## AIM OF THE TASK:
Pictures do not belong in the copy; quote every entry below exactly.

[Dataset records]
--- start ---
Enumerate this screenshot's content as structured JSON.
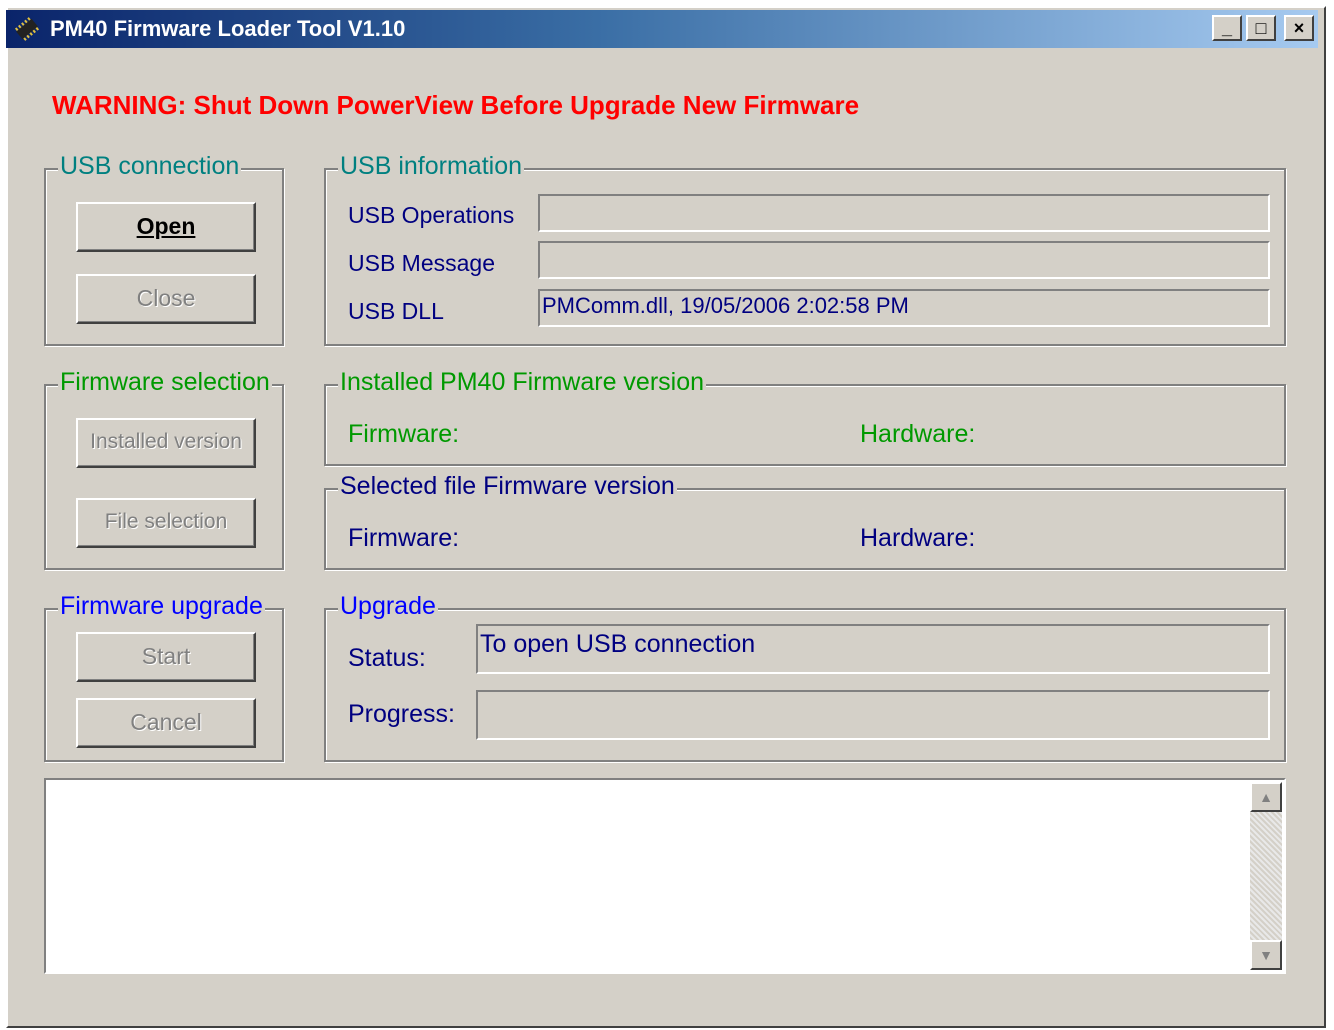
{
  "window": {
    "title": "PM40 Firmware Loader Tool V1.10",
    "controls": {
      "minimize": "_",
      "maximize": "□",
      "close": "×"
    }
  },
  "warning": "WARNING: Shut Down PowerView Before Upgrade New Firmware",
  "usb_connection": {
    "legend": "USB connection",
    "open_button": "Open",
    "close_button": "Close"
  },
  "usb_information": {
    "legend": "USB information",
    "operations_label": "USB Operations",
    "operations_value": "",
    "message_label": "USB Message",
    "message_value": "",
    "dll_label": "USB DLL",
    "dll_value": "PMComm.dll, 19/05/2006 2:02:58 PM"
  },
  "firmware_selection": {
    "legend": "Firmware selection",
    "installed_version_button": "Installed version",
    "file_selection_button": "File selection"
  },
  "installed_version": {
    "legend": "Installed PM40 Firmware version",
    "firmware_label": "Firmware:",
    "hardware_label": "Hardware:"
  },
  "selected_file_version": {
    "legend": "Selected file Firmware version",
    "firmware_label": "Firmware:",
    "hardware_label": "Hardware:"
  },
  "firmware_upgrade": {
    "legend": "Firmware upgrade",
    "start_button": "Start",
    "cancel_button": "Cancel"
  },
  "upgrade": {
    "legend": "Upgrade",
    "status_label": "Status:",
    "status_value": "To open USB connection",
    "progress_label": "Progress:",
    "progress_fraction": 0
  },
  "log": {
    "text": ""
  },
  "icons": [
    "chip-icon",
    "scroll-up-arrow-icon",
    "scroll-down-arrow-icon"
  ],
  "colors": {
    "warning": "#ff0000",
    "usb_legend": "#008080",
    "firmware_legend": "#009900",
    "upgrade_legend": "#0000ff",
    "window_bg": "#d4d0c8"
  }
}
--- end ---
## TASK SOLUTION:
Enumerate this screenshot's content as structured JSON.
{
  "window": {
    "title": "PM40 Firmware Loader Tool V1.10",
    "controls": {
      "minimize": "_",
      "maximize": "□",
      "close": "×"
    }
  },
  "warning": "WARNING: Shut Down PowerView Before Upgrade New Firmware",
  "usb_connection": {
    "legend": "USB connection",
    "open_button": "Open",
    "close_button": "Close"
  },
  "usb_information": {
    "legend": "USB information",
    "operations_label": "USB Operations",
    "operations_value": "",
    "message_label": "USB Message",
    "message_value": "",
    "dll_label": "USB DLL",
    "dll_value": "PMComm.dll, 19/05/2006 2:02:58 PM"
  },
  "firmware_selection": {
    "legend": "Firmware selection",
    "installed_version_button": "Installed version",
    "file_selection_button": "File selection"
  },
  "installed_version": {
    "legend": "Installed PM40 Firmware version",
    "firmware_label": "Firmware:",
    "hardware_label": "Hardware:"
  },
  "selected_file_version": {
    "legend": "Selected file Firmware version",
    "firmware_label": "Firmware:",
    "hardware_label": "Hardware:"
  },
  "firmware_upgrade": {
    "legend": "Firmware upgrade",
    "start_button": "Start",
    "cancel_button": "Cancel"
  },
  "upgrade": {
    "legend": "Upgrade",
    "status_label": "Status:",
    "status_value": "To open USB connection",
    "progress_label": "Progress:",
    "progress_fraction": 0
  },
  "log": {
    "text": ""
  },
  "icons": [
    "chip-icon",
    "scroll-up-arrow-icon",
    "scroll-down-arrow-icon"
  ],
  "colors": {
    "warning": "#ff0000",
    "usb_legend": "#008080",
    "firmware_legend": "#009900",
    "upgrade_legend": "#0000ff",
    "window_bg": "#d4d0c8"
  }
}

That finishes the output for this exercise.